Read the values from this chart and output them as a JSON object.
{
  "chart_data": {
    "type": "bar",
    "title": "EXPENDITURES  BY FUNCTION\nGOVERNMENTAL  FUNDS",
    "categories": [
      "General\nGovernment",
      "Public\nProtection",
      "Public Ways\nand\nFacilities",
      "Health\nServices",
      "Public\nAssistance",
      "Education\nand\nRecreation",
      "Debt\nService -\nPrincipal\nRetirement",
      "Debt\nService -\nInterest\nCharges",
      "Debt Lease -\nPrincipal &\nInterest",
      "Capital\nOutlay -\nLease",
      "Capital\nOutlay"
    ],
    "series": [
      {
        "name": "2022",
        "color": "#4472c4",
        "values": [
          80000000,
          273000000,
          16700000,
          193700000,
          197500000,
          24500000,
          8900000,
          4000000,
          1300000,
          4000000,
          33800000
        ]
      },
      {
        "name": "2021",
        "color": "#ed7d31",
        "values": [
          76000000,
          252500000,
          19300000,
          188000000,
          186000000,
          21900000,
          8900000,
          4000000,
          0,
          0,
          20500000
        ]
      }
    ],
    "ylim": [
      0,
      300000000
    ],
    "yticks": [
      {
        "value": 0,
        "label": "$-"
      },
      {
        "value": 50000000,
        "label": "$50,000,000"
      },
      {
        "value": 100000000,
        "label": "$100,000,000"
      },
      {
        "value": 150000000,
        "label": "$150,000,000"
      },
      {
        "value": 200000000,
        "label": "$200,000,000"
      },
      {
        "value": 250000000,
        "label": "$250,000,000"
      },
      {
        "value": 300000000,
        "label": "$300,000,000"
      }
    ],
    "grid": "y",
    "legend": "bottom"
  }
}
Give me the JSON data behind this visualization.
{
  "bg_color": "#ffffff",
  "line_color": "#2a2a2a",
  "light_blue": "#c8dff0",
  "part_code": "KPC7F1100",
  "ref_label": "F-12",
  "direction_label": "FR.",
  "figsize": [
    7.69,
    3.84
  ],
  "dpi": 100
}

● Written instruction
Reproduce all of the material above word for word.

● Written reply
Read the values from this chart and output them as a JSON object.
{
  "chart_data": {
    "type": "bar",
    "title": "EXPENDITURES  BY FUNCTION\nGOVERNMENTAL  FUNDS",
    "categories": [
      "General\nGovernment",
      "Public\nProtection",
      "Public Ways\nand\nFacilities",
      "Health\nServices",
      "Public\nAssistance",
      "Education\nand\nRecreation",
      "Debt\nService -\nPrincipal\nRetirement",
      "Debt\nService -\nInterest\nCharges",
      "Debt Lease -\nPrincipal &\nInterest",
      "Capital\nOutlay -\nLease",
      "Capital\nOutlay"
    ],
    "series": [
      {
        "name": "2022",
        "color": "#4472c4",
        "values": [
          80000000,
          273000000,
          16700000,
          193700000,
          197500000,
          24500000,
          8900000,
          4000000,
          1300000,
          4000000,
          33800000
        ]
      },
      {
        "name": "2021",
        "color": "#ed7d31",
        "values": [
          76000000,
          252500000,
          19300000,
          188000000,
          186000000,
          21900000,
          8900000,
          4000000,
          0,
          0,
          20500000
        ]
      }
    ],
    "ylim": [
      0,
      300000000
    ],
    "yticks": [
      {
        "value": 0,
        "label": "$-"
      },
      {
        "value": 50000000,
        "label": "$50,000,000"
      },
      {
        "value": 100000000,
        "label": "$100,000,000"
      },
      {
        "value": 150000000,
        "label": "$150,000,000"
      },
      {
        "value": 200000000,
        "label": "$200,000,000"
      },
      {
        "value": 250000000,
        "label": "$250,000,000"
      },
      {
        "value": 300000000,
        "label": "$300,000,000"
      }
    ],
    "grid": "y",
    "legend": "bottom"
  }
}
Give me the JSON data behind this visualization.
{
  "bg_color": "#ffffff",
  "line_color": "#2a2a2a",
  "light_blue": "#c8dff0",
  "part_code": "KPC7F1100",
  "ref_label": "F-12",
  "direction_label": "FR.",
  "figsize": [
    7.69,
    3.84
  ],
  "dpi": 100
}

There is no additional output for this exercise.